Problem to work on »
Copy the data precisely, character for character, and leave out every picture.

Available records »

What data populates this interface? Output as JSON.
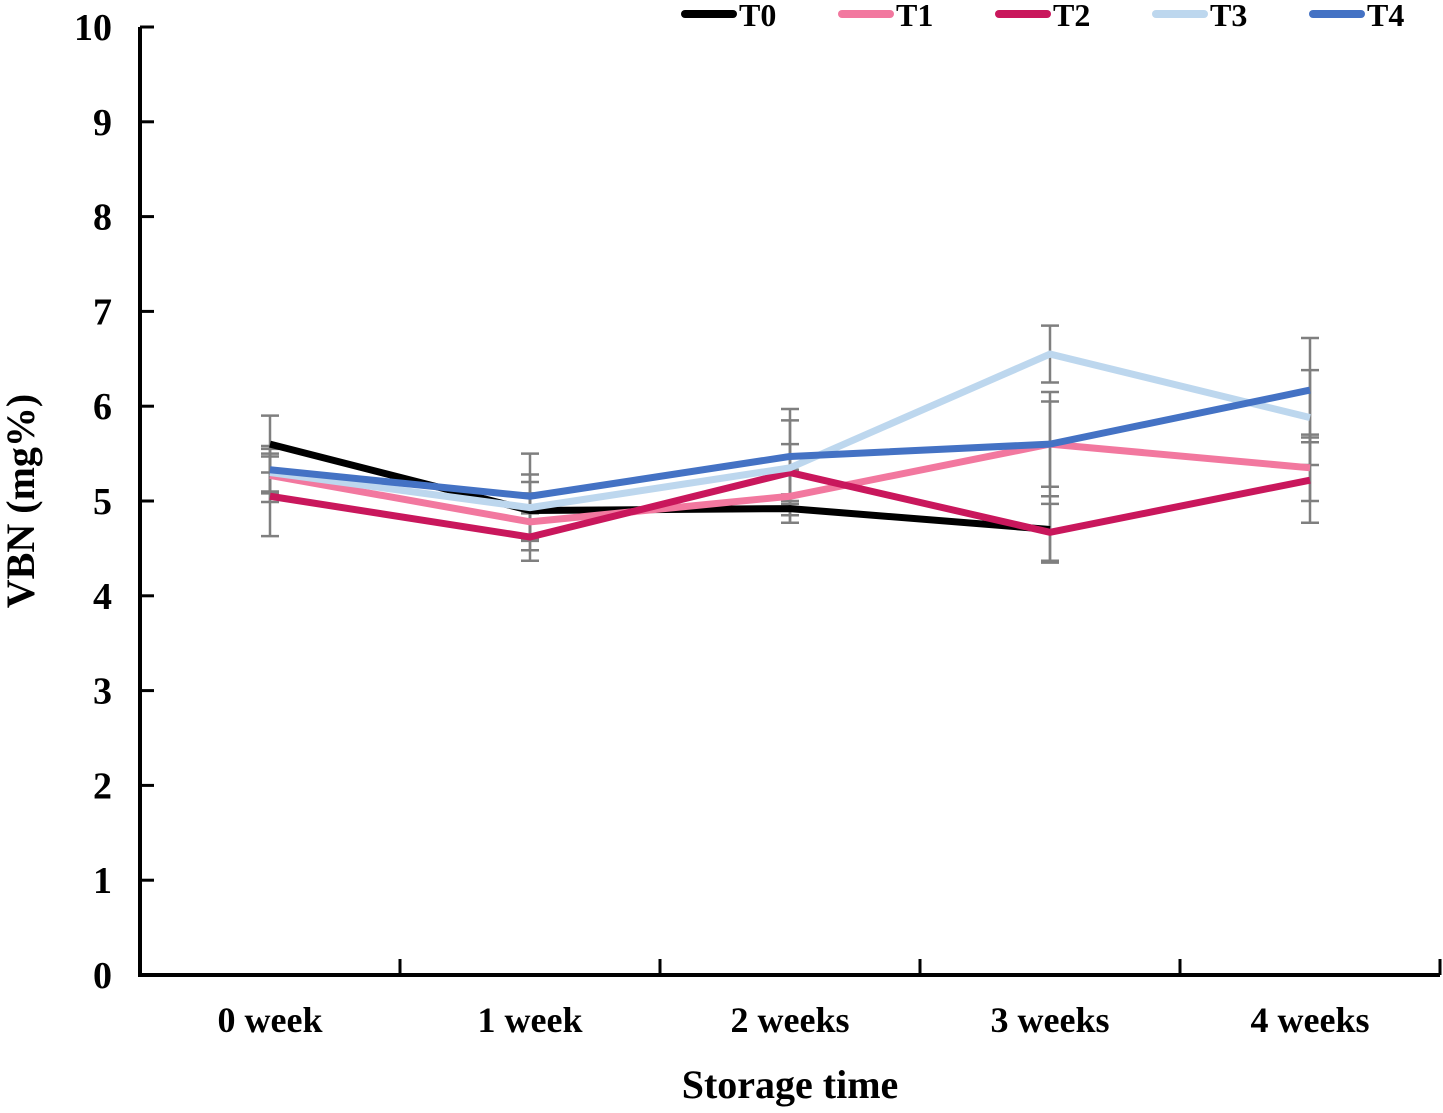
{
  "chart_data": {
    "type": "line",
    "title": "",
    "xlabel": "Storage time",
    "ylabel": "VBN (mg%)",
    "categories": [
      "0 week",
      "1 week",
      "2 weeks",
      "3 weeks",
      "4 weeks"
    ],
    "ylim": [
      0,
      10
    ],
    "ytick_interval": 1,
    "ytick_labels": [
      "0",
      "1",
      "2",
      "3",
      "4",
      "5",
      "6",
      "7",
      "8",
      "9",
      "10"
    ],
    "grid": false,
    "legend_position": "top",
    "legend_entries": [
      "T0",
      "T1",
      "T2",
      "T3",
      "T4"
    ],
    "series": [
      {
        "name": "T0",
        "color": "#000000",
        "values": [
          5.6,
          4.9,
          4.92,
          4.7,
          null
        ],
        "errors": [
          0.3,
          0.3,
          0.15,
          0.35,
          null
        ]
      },
      {
        "name": "T1",
        "color": "#F2789F",
        "values": [
          5.27,
          4.78,
          5.05,
          5.6,
          5.35
        ],
        "errors": [
          0.28,
          0.3,
          0.28,
          0.45,
          0.35
        ]
      },
      {
        "name": "T2",
        "color": "#C9175C",
        "values": [
          5.05,
          4.62,
          5.3,
          4.67,
          5.22
        ],
        "errors": [
          0.42,
          0.25,
          0.3,
          0.3,
          0.45
        ]
      },
      {
        "name": "T3",
        "color": "#BDD7EE",
        "values": [
          5.3,
          4.93,
          5.35,
          6.55,
          5.88
        ],
        "errors": [
          0.2,
          0.35,
          0.5,
          0.3,
          0.5
        ]
      },
      {
        "name": "T4",
        "color": "#4472C4",
        "values": [
          5.33,
          5.05,
          5.47,
          5.6,
          6.17
        ],
        "errors": [
          0.25,
          0.45,
          0.5,
          0.55,
          0.55
        ]
      }
    ],
    "error_bar_color": "#7F7F7F",
    "axis_color": "#000000"
  }
}
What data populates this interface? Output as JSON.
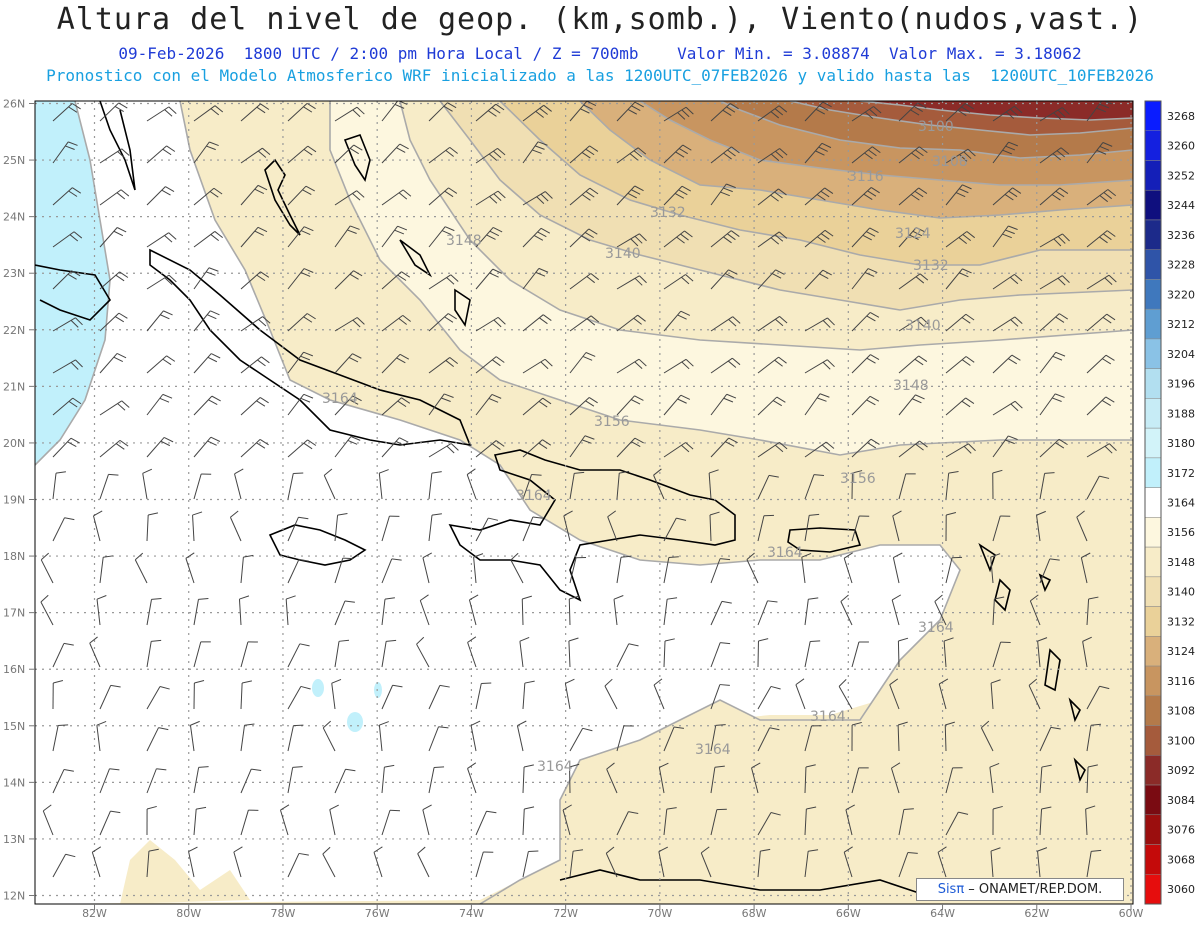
{
  "title": "Altura del nivel de geop. (km,somb.), Viento(nudos,vast.)",
  "subtitle1": "09-Feb-2026  1800 UTC / 2:00 pm Hora Local / Z = 700mb    Valor Min. = 3.08874  Valor Max. = 3.18062",
  "subtitle2": "Pronostico con el Modelo Atmosferico WRF inicializado a las 1200UTC_07FEB2026 y valido hasta las  1200UTC_10FEB2026",
  "credit": {
    "sis": "Sisπ",
    "org": " – ONAMET/REP.DOM."
  },
  "lat_labels": [
    "26N",
    "25N",
    "24N",
    "23N",
    "22N",
    "21N",
    "20N",
    "19N",
    "18N",
    "17N",
    "16N",
    "15N",
    "14N",
    "13N",
    "12N"
  ],
  "lon_labels": [
    "82W",
    "80W",
    "78W",
    "76W",
    "74W",
    "72W",
    "70W",
    "68W",
    "66W",
    "64W",
    "62W",
    "60W"
  ],
  "colorbar": {
    "levels": [
      "3268",
      "3260",
      "3252",
      "3244",
      "3236",
      "3228",
      "3220",
      "3212",
      "3204",
      "3196",
      "3188",
      "3180",
      "3172",
      "3164",
      "3156",
      "3148",
      "3140",
      "3132",
      "3124",
      "3116",
      "3108",
      "3100",
      "3092",
      "3084",
      "3076",
      "3068",
      "3060"
    ],
    "colors": [
      "#0a1cff",
      "#1420e0",
      "#141fb8",
      "#0f0f7e",
      "#1c2a8a",
      "#2f54a8",
      "#3f78bd",
      "#5f9ed2",
      "#8ac2e6",
      "#b2dff0",
      "#c7ecf6",
      "#d2f3f9",
      "#c1f0fb",
      "#ffffff",
      "#fdf7df",
      "#f7ecc8",
      "#f0dfb3",
      "#ead199",
      "#d9b07b",
      "#c89560",
      "#b47a4a",
      "#a55b3c",
      "#8b2b28",
      "#7a0b12",
      "#9b0e0e",
      "#c40a0a",
      "#e60d0d"
    ]
  },
  "contour_labels": [
    "3100",
    "3108",
    "3116",
    "3124",
    "3132",
    "3132",
    "3140",
    "3140",
    "3148",
    "3148",
    "3156",
    "3156",
    "3164",
    "3164",
    "3164",
    "3164",
    "3164",
    "3164",
    "3164"
  ]
}
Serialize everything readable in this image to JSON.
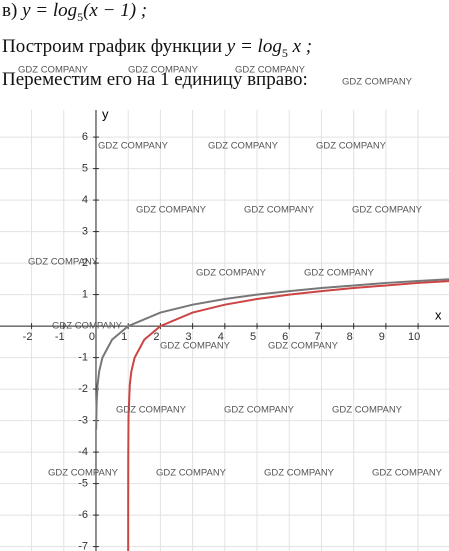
{
  "lines": [
    {
      "prefix": "в)",
      "formula": "y = log",
      "sub": "5",
      "rest": "(x − 1) ;"
    },
    {
      "prefix": "Построим график функции",
      "formula": "y = log",
      "sub": "5",
      "rest": "x ;"
    },
    {
      "prefix": "Переместим его на 1 единицу вправо:"
    }
  ],
  "watermarks": [
    "GDZ COMPANY",
    "GDZ COMPANY",
    "GDZ COMPANY",
    "GDZ COMPANY",
    "GDZ COMPANY",
    "GDZ COMPANY",
    "GDZ COMPANY",
    "GDZ COMPANY",
    "GDZ COMPANY",
    "GDZ COMPANY",
    "GDZ COMPANY",
    "GDZ COMPANY",
    "GDZ COMPANY",
    "GDZ COMPANY",
    "GDZ COMPANY",
    "GDZ COMPANY",
    "GDZ COMPANY",
    "GDZ COMPANY",
    "GDZ COMPANY",
    "GDZ COMPANY",
    "GDZ COMPANY",
    "GDZ COMPANY",
    "GDZ COMPANY"
  ],
  "chart_data": {
    "type": "line",
    "x_label": "x",
    "y_label": "y",
    "xlim": [
      -2.98,
      10.96
    ],
    "ylim": [
      -7.14,
      6.86
    ],
    "xticks": [
      -2,
      -1,
      0,
      1,
      2,
      3,
      4,
      5,
      6,
      7,
      8,
      9,
      10
    ],
    "yticks": [
      -7,
      -6,
      -5,
      -4,
      -3,
      -2,
      -1,
      1,
      2,
      3,
      4,
      5,
      6
    ],
    "grid": true,
    "series": [
      {
        "color": "#777777",
        "x": [
          0.005,
          0.02,
          0.05,
          0.1,
          0.2,
          0.5,
          1,
          2,
          3,
          4,
          5,
          6,
          7,
          8,
          9,
          10,
          11
        ],
        "values": [
          -3.29,
          -2.43,
          -1.86,
          -1.43,
          -1,
          -0.43,
          0,
          0.43,
          0.68,
          0.86,
          1,
          1.11,
          1.21,
          1.29,
          1.37,
          1.43,
          1.49
        ]
      },
      {
        "color": "#cc4444",
        "x": [
          1.00001,
          1.0001,
          1.001,
          1.01,
          1.05,
          1.1,
          1.2,
          1.5,
          2,
          3,
          4,
          5,
          6,
          7,
          8,
          9,
          10,
          11
        ],
        "values": [
          -7.15,
          -5.72,
          -4.29,
          -2.86,
          -1.86,
          -1.43,
          -1,
          -0.43,
          0,
          0.43,
          0.68,
          0.86,
          1,
          1.11,
          1.21,
          1.29,
          1.37,
          1.43
        ]
      }
    ]
  }
}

Problem solution »
What data populates this interface? Output as JSON.
{
  "chart_data": {
    "type": "line",
    "title": "",
    "xlabel": "Storage time",
    "ylabel": "VBN (mg%)",
    "categories": [
      "0 week",
      "1 week",
      "2 weeks",
      "3 weeks",
      "4 weeks"
    ],
    "ylim": [
      0,
      10
    ],
    "ytick_interval": 1,
    "ytick_labels": [
      "0",
      "1",
      "2",
      "3",
      "4",
      "5",
      "6",
      "7",
      "8",
      "9",
      "10"
    ],
    "grid": false,
    "legend_position": "top",
    "legend_entries": [
      "T0",
      "T1",
      "T2",
      "T3",
      "T4"
    ],
    "series": [
      {
        "name": "T0",
        "color": "#000000",
        "values": [
          5.6,
          4.9,
          4.92,
          4.7,
          null
        ],
        "errors": [
          0.3,
          0.3,
          0.15,
          0.35,
          null
        ]
      },
      {
        "name": "T1",
        "color": "#F2789F",
        "values": [
          5.27,
          4.78,
          5.05,
          5.6,
          5.35
        ],
        "errors": [
          0.28,
          0.3,
          0.28,
          0.45,
          0.35
        ]
      },
      {
        "name": "T2",
        "color": "#C9175C",
        "values": [
          5.05,
          4.62,
          5.3,
          4.67,
          5.22
        ],
        "errors": [
          0.42,
          0.25,
          0.3,
          0.3,
          0.45
        ]
      },
      {
        "name": "T3",
        "color": "#BDD7EE",
        "values": [
          5.3,
          4.93,
          5.35,
          6.55,
          5.88
        ],
        "errors": [
          0.2,
          0.35,
          0.5,
          0.3,
          0.5
        ]
      },
      {
        "name": "T4",
        "color": "#4472C4",
        "values": [
          5.33,
          5.05,
          5.47,
          5.6,
          6.17
        ],
        "errors": [
          0.25,
          0.45,
          0.5,
          0.55,
          0.55
        ]
      }
    ],
    "error_bar_color": "#7F7F7F",
    "axis_color": "#000000"
  }
}
What data populates this interface? Output as JSON.
{
  "title": "Altura del nivel de geop. (km,somb.), Viento(nudos,vast.)",
  "subtitle1": "09-Feb-2026  1800 UTC / 2:00 pm Hora Local / Z = 700mb    Valor Min. = 3.08874  Valor Max. = 3.18062",
  "subtitle2": "Pronostico con el Modelo Atmosferico WRF inicializado a las 1200UTC_07FEB2026 y valido hasta las  1200UTC_10FEB2026",
  "credit": {
    "sis": "Sisπ",
    "org": " – ONAMET/REP.DOM."
  },
  "lat_labels": [
    "26N",
    "25N",
    "24N",
    "23N",
    "22N",
    "21N",
    "20N",
    "19N",
    "18N",
    "17N",
    "16N",
    "15N",
    "14N",
    "13N",
    "12N"
  ],
  "lon_labels": [
    "82W",
    "80W",
    "78W",
    "76W",
    "74W",
    "72W",
    "70W",
    "68W",
    "66W",
    "64W",
    "62W",
    "60W"
  ],
  "colorbar": {
    "levels": [
      "3268",
      "3260",
      "3252",
      "3244",
      "3236",
      "3228",
      "3220",
      "3212",
      "3204",
      "3196",
      "3188",
      "3180",
      "3172",
      "3164",
      "3156",
      "3148",
      "3140",
      "3132",
      "3124",
      "3116",
      "3108",
      "3100",
      "3092",
      "3084",
      "3076",
      "3068",
      "3060"
    ],
    "colors": [
      "#0a1cff",
      "#1420e0",
      "#141fb8",
      "#0f0f7e",
      "#1c2a8a",
      "#2f54a8",
      "#3f78bd",
      "#5f9ed2",
      "#8ac2e6",
      "#b2dff0",
      "#c7ecf6",
      "#d2f3f9",
      "#c1f0fb",
      "#ffffff",
      "#fdf7df",
      "#f7ecc8",
      "#f0dfb3",
      "#ead199",
      "#d9b07b",
      "#c89560",
      "#b47a4a",
      "#a55b3c",
      "#8b2b28",
      "#7a0b12",
      "#9b0e0e",
      "#c40a0a",
      "#e60d0d"
    ]
  },
  "contour_labels": [
    "3100",
    "3108",
    "3116",
    "3124",
    "3132",
    "3132",
    "3140",
    "3140",
    "3148",
    "3148",
    "3156",
    "3156",
    "3164",
    "3164",
    "3164",
    "3164",
    "3164",
    "3164",
    "3164"
  ]
}
Serialize everything readable in this image to JSON.
{
  "lines": [
    {
      "prefix": "в)",
      "formula": "y = log",
      "sub": "5",
      "rest": "(x − 1) ;"
    },
    {
      "prefix": "Построим график функции",
      "formula": "y = log",
      "sub": "5",
      "rest": "x ;"
    },
    {
      "prefix": "Переместим его на 1 единицу вправо:"
    }
  ],
  "watermarks": [
    "GDZ COMPANY",
    "GDZ COMPANY",
    "GDZ COMPANY",
    "GDZ COMPANY",
    "GDZ COMPANY",
    "GDZ COMPANY",
    "GDZ COMPANY",
    "GDZ COMPANY",
    "GDZ COMPANY",
    "GDZ COMPANY",
    "GDZ COMPANY",
    "GDZ COMPANY",
    "GDZ COMPANY",
    "GDZ COMPANY",
    "GDZ COMPANY",
    "GDZ COMPANY",
    "GDZ COMPANY",
    "GDZ COMPANY",
    "GDZ COMPANY",
    "GDZ COMPANY",
    "GDZ COMPANY",
    "GDZ COMPANY",
    "GDZ COMPANY"
  ],
  "chart_data": {
    "type": "line",
    "x_label": "x",
    "y_label": "y",
    "xlim": [
      -2.98,
      10.96
    ],
    "ylim": [
      -7.14,
      6.86
    ],
    "xticks": [
      -2,
      -1,
      0,
      1,
      2,
      3,
      4,
      5,
      6,
      7,
      8,
      9,
      10
    ],
    "yticks": [
      -7,
      -6,
      -5,
      -4,
      -3,
      -2,
      -1,
      1,
      2,
      3,
      4,
      5,
      6
    ],
    "grid": true,
    "series": [
      {
        "color": "#777777",
        "x": [
          0.005,
          0.02,
          0.05,
          0.1,
          0.2,
          0.5,
          1,
          2,
          3,
          4,
          5,
          6,
          7,
          8,
          9,
          10,
          11
        ],
        "values": [
          -3.29,
          -2.43,
          -1.86,
          -1.43,
          -1,
          -0.43,
          0,
          0.43,
          0.68,
          0.86,
          1,
          1.11,
          1.21,
          1.29,
          1.37,
          1.43,
          1.49
        ]
      },
      {
        "color": "#cc4444",
        "x": [
          1.00001,
          1.0001,
          1.001,
          1.01,
          1.05,
          1.1,
          1.2,
          1.5,
          2,
          3,
          4,
          5,
          6,
          7,
          8,
          9,
          10,
          11
        ],
        "values": [
          -7.15,
          -5.72,
          -4.29,
          -2.86,
          -1.86,
          -1.43,
          -1,
          -0.43,
          0,
          0.43,
          0.68,
          0.86,
          1,
          1.11,
          1.21,
          1.29,
          1.37,
          1.43
        ]
      }
    ]
  }
}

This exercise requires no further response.